'''

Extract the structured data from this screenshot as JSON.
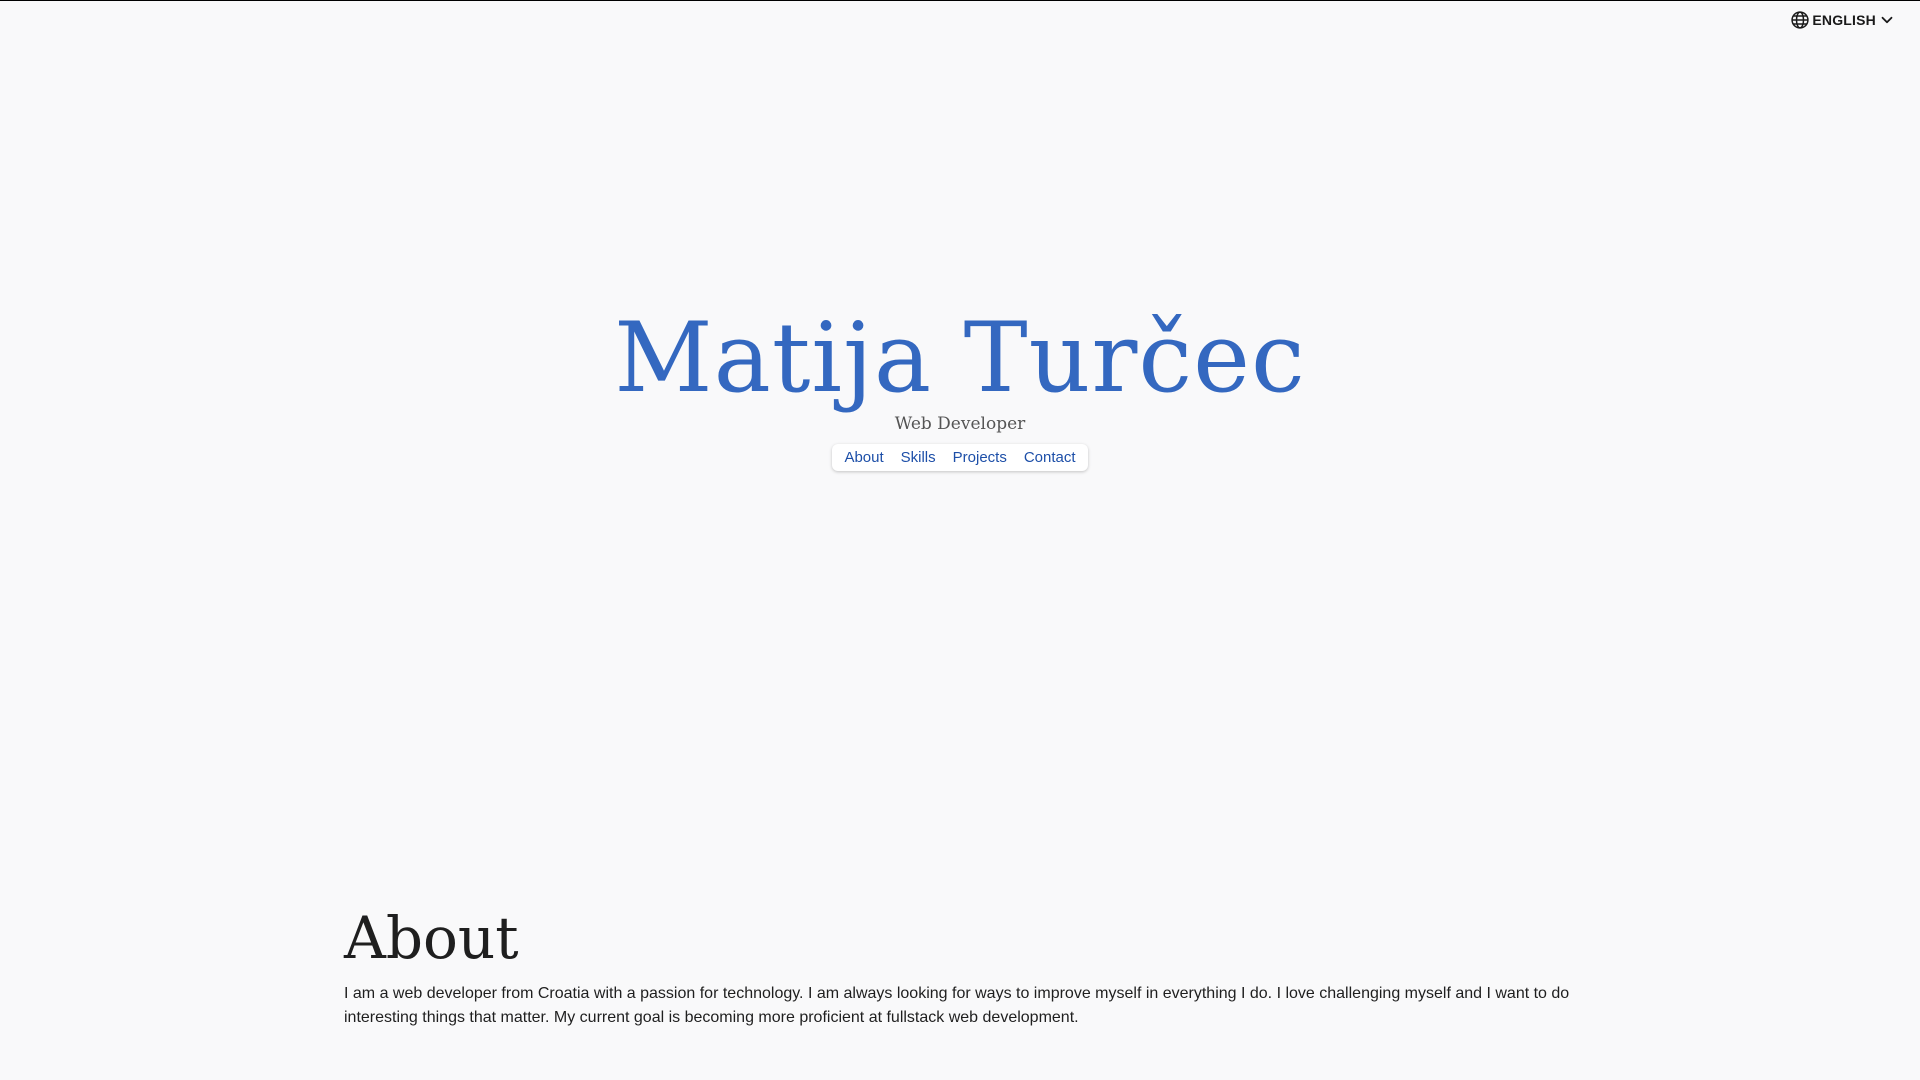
{
  "colors": {
    "accent": "#3468c0",
    "nav_link": "#1d4fa8",
    "background": "#f9f9fa",
    "text": "#1f1f1f"
  },
  "language_selector": {
    "icon": "globe-icon",
    "label": "ENGLISH",
    "chevron_icon": "chevron-down-icon"
  },
  "hero": {
    "name": "Matija Turčec",
    "subtitle": "Web Developer",
    "nav": [
      {
        "label": "About"
      },
      {
        "label": "Skills"
      },
      {
        "label": "Projects"
      },
      {
        "label": "Contact"
      }
    ]
  },
  "about": {
    "title": "About",
    "text": "I am a web developer from Croatia with a passion for technology. I am always looking for ways to improve myself in everything I do. I love challenging myself and I want to do interesting things that matter. My current goal is becoming more proficient at fullstack web development."
  }
}
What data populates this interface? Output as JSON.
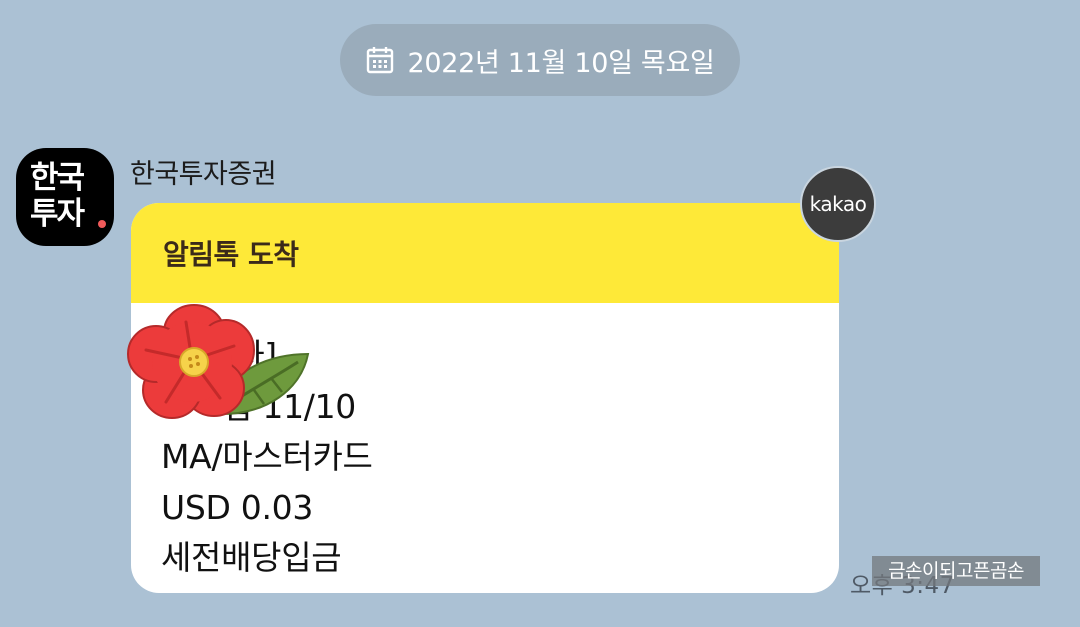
{
  "date_divider": {
    "icon": "calendar-icon",
    "text": "2022년 11월 10일 목요일"
  },
  "sender": {
    "avatar_lines": [
      "한국",
      "투자"
    ],
    "avatar_dot_color": "#f05a5a",
    "name": "한국투자증권"
  },
  "message": {
    "header_color": "#fee938",
    "header_title": "알림톡 도착",
    "lines": [
      "[   투자]",
      "      입 11/10",
      "MA/마스터카드",
      "USD 0.03",
      "세전배당입금"
    ],
    "badge": "kakao",
    "time": "오후 3:47"
  },
  "sticker": {
    "icon": "flower-sticker-icon"
  },
  "watermark": {
    "text": "금손이되고픈곰손"
  }
}
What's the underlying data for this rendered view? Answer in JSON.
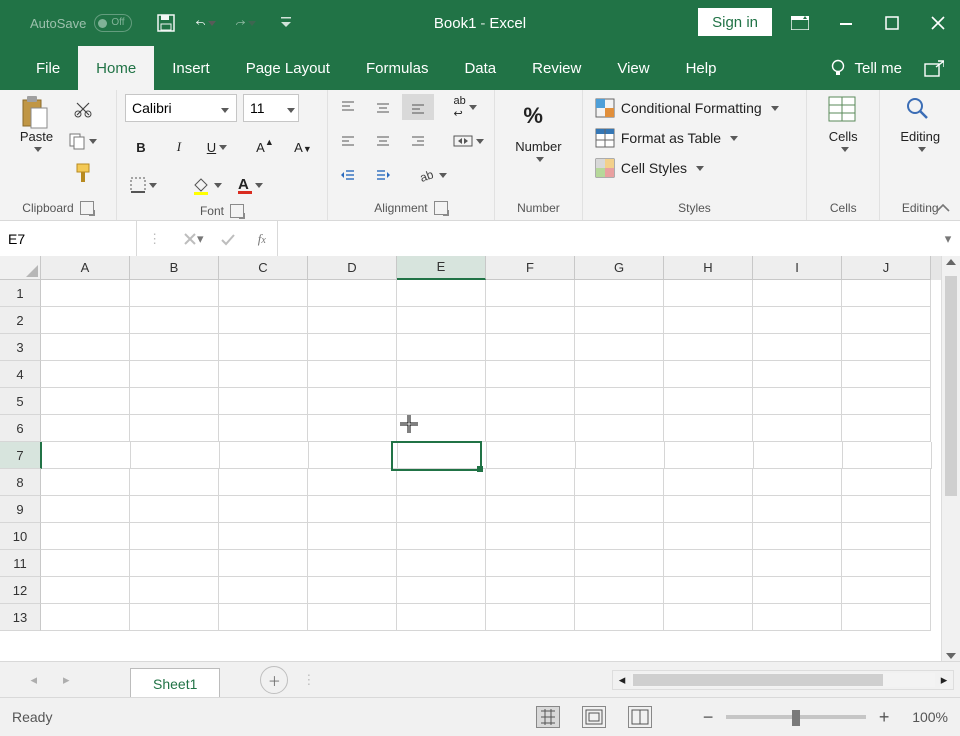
{
  "titlebar": {
    "autosave_label": "AutoSave",
    "autosave_state": "Off",
    "doc_name": "Book1",
    "app_name": "Excel",
    "signin": "Sign in"
  },
  "tabs": {
    "file": "File",
    "home": "Home",
    "insert": "Insert",
    "pagelayout": "Page Layout",
    "formulas": "Formulas",
    "data": "Data",
    "review": "Review",
    "view": "View",
    "help": "Help",
    "tellme": "Tell me"
  },
  "ribbon": {
    "clipboard": {
      "label": "Clipboard",
      "paste": "Paste"
    },
    "font": {
      "label": "Font",
      "name": "Calibri",
      "size": "11"
    },
    "alignment": {
      "label": "Alignment"
    },
    "number": {
      "label": "Number",
      "btn": "Number"
    },
    "styles": {
      "label": "Styles",
      "cond": "Conditional Formatting",
      "table": "Format as Table",
      "cell": "Cell Styles"
    },
    "cells": {
      "label": "Cells",
      "btn": "Cells"
    },
    "editing": {
      "label": "Editing",
      "btn": "Editing"
    }
  },
  "fxbar": {
    "namebox": "E7",
    "formula": ""
  },
  "grid": {
    "cols": [
      "A",
      "B",
      "C",
      "D",
      "E",
      "F",
      "G",
      "H",
      "I",
      "J"
    ],
    "rows": [
      "1",
      "2",
      "3",
      "4",
      "5",
      "6",
      "7",
      "8",
      "9",
      "10",
      "11",
      "12",
      "13"
    ],
    "active_col": 4,
    "active_row_index": 6
  },
  "sheets": {
    "active": "Sheet1"
  },
  "status": {
    "ready": "Ready",
    "zoom": "100%"
  }
}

'''

EXERCISE GOAL: Pictures stay out; repeat all the rest of the records exactly.

SOLUTION FOR THIS TASK:
Extract the structured data from this screenshot as JSON.
{
  "colors": {
    "accent": "#3468c0",
    "nav_link": "#1d4fa8",
    "background": "#f9f9fa",
    "text": "#1f1f1f"
  },
  "language_selector": {
    "icon": "globe-icon",
    "label": "ENGLISH",
    "chevron_icon": "chevron-down-icon"
  },
  "hero": {
    "name": "Matija Turčec",
    "subtitle": "Web Developer",
    "nav": [
      {
        "label": "About"
      },
      {
        "label": "Skills"
      },
      {
        "label": "Projects"
      },
      {
        "label": "Contact"
      }
    ]
  },
  "about": {
    "title": "About",
    "text": "I am a web developer from Croatia with a passion for technology. I am always looking for ways to improve myself in everything I do. I love challenging myself and I want to do interesting things that matter. My current goal is becoming more proficient at fullstack web development."
  }
}
What data populates this interface? Output as JSON.
{
  "date_divider": {
    "icon": "calendar-icon",
    "text": "2022년 11월 10일 목요일"
  },
  "sender": {
    "avatar_lines": [
      "한국",
      "투자"
    ],
    "avatar_dot_color": "#f05a5a",
    "name": "한국투자증권"
  },
  "message": {
    "header_color": "#fee938",
    "header_title": "알림톡 도착",
    "lines": [
      "[   투자]",
      "      입 11/10",
      "MA/마스터카드",
      "USD 0.03",
      "세전배당입금"
    ],
    "badge": "kakao",
    "time": "오후 3:47"
  },
  "sticker": {
    "icon": "flower-sticker-icon"
  },
  "watermark": {
    "text": "금손이되고픈곰손"
  }
}
What's the underlying data for this rendered view? Answer in JSON.
{
  "titlebar": {
    "autosave_label": "AutoSave",
    "autosave_state": "Off",
    "doc_name": "Book1",
    "app_name": "Excel",
    "signin": "Sign in"
  },
  "tabs": {
    "file": "File",
    "home": "Home",
    "insert": "Insert",
    "pagelayout": "Page Layout",
    "formulas": "Formulas",
    "data": "Data",
    "review": "Review",
    "view": "View",
    "help": "Help",
    "tellme": "Tell me"
  },
  "ribbon": {
    "clipboard": {
      "label": "Clipboard",
      "paste": "Paste"
    },
    "font": {
      "label": "Font",
      "name": "Calibri",
      "size": "11"
    },
    "alignment": {
      "label": "Alignment"
    },
    "number": {
      "label": "Number",
      "btn": "Number"
    },
    "styles": {
      "label": "Styles",
      "cond": "Conditional Formatting",
      "table": "Format as Table",
      "cell": "Cell Styles"
    },
    "cells": {
      "label": "Cells",
      "btn": "Cells"
    },
    "editing": {
      "label": "Editing",
      "btn": "Editing"
    }
  },
  "fxbar": {
    "namebox": "E7",
    "formula": ""
  },
  "grid": {
    "cols": [
      "A",
      "B",
      "C",
      "D",
      "E",
      "F",
      "G",
      "H",
      "I",
      "J"
    ],
    "rows": [
      "1",
      "2",
      "3",
      "4",
      "5",
      "6",
      "7",
      "8",
      "9",
      "10",
      "11",
      "12",
      "13"
    ],
    "active_col": 4,
    "active_row_index": 6
  },
  "sheets": {
    "active": "Sheet1"
  },
  "status": {
    "ready": "Ready",
    "zoom": "100%"
  }
}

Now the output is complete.